◆ WHAT TO DO
Lines that hold the word "unicorn" should be located and copied.

◆ INPUT MATERIAL
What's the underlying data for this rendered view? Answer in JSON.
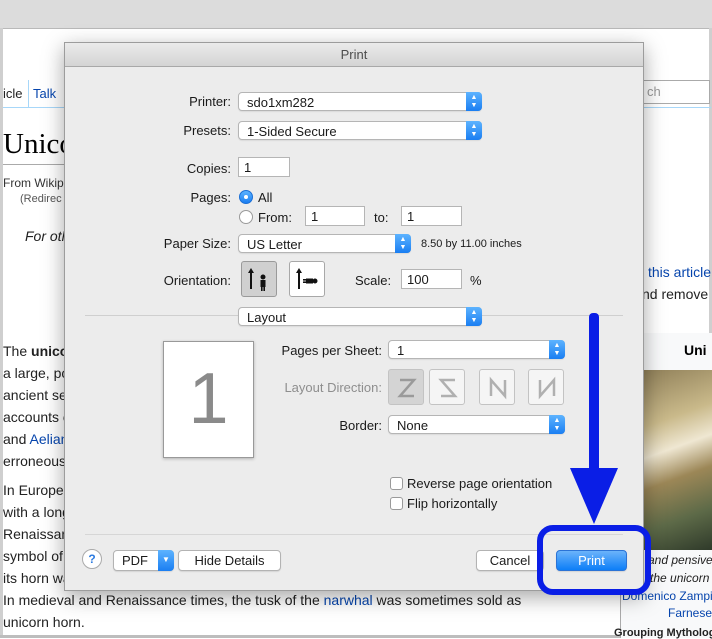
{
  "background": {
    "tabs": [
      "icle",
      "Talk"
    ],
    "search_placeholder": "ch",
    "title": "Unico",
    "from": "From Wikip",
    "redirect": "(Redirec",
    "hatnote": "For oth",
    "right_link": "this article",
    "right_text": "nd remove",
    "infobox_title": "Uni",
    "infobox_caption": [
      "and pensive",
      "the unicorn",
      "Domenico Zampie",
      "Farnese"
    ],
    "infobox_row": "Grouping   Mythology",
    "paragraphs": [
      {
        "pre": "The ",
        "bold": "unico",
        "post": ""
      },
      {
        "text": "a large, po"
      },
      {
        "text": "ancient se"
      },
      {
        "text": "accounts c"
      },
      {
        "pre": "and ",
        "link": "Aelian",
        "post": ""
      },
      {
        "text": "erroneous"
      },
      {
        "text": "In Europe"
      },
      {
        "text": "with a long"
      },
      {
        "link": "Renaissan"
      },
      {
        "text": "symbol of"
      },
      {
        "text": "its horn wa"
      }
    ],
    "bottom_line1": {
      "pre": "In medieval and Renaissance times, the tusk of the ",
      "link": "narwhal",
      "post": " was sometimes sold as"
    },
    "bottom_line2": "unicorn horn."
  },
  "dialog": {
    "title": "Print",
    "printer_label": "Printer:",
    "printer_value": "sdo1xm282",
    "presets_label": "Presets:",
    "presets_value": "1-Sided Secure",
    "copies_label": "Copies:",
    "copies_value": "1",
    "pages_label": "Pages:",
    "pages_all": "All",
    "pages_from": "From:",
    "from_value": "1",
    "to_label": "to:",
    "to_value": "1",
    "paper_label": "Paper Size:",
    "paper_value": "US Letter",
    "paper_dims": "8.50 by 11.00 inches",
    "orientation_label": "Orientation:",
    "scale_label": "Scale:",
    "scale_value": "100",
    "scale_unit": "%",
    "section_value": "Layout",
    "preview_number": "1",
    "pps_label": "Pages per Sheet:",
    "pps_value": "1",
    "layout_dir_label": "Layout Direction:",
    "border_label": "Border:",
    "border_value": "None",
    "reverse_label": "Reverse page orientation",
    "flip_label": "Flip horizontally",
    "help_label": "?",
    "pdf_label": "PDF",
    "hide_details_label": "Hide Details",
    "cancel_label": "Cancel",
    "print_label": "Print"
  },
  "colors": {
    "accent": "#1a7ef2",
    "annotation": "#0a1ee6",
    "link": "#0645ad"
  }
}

...

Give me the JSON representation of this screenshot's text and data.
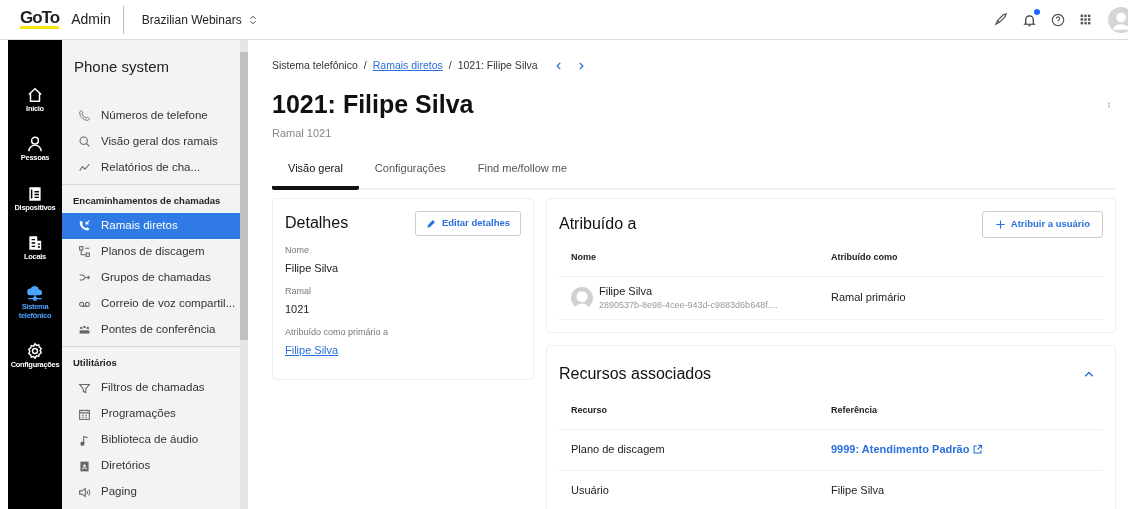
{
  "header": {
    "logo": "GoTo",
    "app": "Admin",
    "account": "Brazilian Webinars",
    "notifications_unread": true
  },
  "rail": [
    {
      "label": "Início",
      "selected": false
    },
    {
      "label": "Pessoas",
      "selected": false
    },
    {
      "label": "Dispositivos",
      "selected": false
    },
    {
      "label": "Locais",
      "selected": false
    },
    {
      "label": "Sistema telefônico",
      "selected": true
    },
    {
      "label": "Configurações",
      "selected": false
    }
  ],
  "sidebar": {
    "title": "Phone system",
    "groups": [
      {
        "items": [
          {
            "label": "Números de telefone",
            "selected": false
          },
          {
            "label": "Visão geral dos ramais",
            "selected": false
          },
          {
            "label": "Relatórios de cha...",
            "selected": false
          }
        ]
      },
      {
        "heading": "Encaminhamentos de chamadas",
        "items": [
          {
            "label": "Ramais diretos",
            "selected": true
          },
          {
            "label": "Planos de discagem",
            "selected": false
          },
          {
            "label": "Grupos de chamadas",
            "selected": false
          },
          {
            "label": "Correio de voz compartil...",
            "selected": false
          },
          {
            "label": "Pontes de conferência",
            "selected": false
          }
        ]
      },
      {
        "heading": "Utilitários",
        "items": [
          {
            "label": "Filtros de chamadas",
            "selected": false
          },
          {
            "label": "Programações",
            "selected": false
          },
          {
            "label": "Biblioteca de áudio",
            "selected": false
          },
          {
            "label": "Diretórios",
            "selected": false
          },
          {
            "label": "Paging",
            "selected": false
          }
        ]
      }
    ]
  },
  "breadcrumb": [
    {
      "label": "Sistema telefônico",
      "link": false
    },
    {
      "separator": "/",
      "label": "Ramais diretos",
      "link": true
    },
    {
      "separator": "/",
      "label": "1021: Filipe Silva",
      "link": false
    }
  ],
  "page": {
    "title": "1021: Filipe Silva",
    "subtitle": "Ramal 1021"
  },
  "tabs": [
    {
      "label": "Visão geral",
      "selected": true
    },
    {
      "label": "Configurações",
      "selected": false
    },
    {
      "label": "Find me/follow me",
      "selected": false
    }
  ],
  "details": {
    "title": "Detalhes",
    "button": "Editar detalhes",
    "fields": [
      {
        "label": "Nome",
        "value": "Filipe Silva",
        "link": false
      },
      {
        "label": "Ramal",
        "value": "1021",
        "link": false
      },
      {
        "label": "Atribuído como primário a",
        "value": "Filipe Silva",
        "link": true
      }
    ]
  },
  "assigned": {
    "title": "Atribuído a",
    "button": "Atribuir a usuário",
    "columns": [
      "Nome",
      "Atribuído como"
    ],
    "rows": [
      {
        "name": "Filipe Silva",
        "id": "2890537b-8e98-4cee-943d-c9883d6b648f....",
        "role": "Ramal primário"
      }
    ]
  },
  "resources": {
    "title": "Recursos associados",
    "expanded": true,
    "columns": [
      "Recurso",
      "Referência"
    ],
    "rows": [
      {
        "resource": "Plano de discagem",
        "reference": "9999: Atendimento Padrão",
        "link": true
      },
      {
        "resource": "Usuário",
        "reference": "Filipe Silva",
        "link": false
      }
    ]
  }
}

--

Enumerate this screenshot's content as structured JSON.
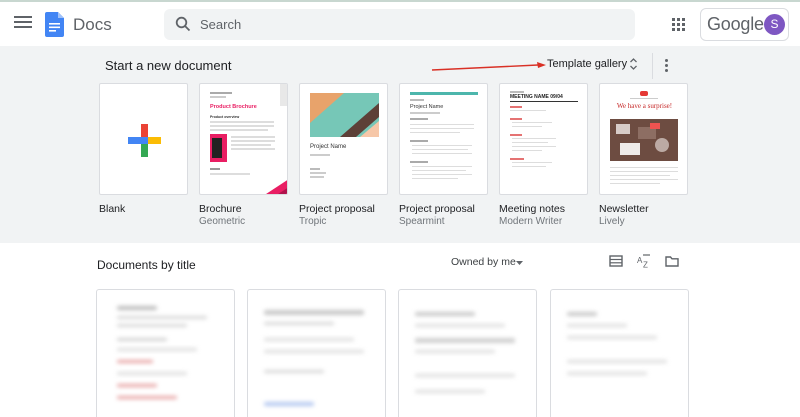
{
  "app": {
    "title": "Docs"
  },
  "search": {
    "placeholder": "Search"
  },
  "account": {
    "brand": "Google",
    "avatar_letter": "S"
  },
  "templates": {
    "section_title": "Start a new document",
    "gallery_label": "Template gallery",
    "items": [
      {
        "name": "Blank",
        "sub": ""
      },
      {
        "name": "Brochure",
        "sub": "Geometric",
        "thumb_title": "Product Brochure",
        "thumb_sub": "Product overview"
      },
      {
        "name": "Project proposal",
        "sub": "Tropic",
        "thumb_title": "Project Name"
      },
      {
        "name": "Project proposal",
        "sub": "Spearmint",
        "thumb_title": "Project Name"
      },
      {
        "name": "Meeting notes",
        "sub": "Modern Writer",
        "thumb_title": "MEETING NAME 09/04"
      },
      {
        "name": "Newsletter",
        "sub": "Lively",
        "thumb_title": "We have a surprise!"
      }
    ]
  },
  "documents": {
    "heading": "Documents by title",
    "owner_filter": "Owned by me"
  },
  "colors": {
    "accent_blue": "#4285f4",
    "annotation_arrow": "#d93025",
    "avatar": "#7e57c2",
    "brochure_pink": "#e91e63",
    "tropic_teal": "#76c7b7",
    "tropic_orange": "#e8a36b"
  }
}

◆ RESPONSE TO THE TASK
      "the unicorn",
    "bottom_line2": "unicorn horn."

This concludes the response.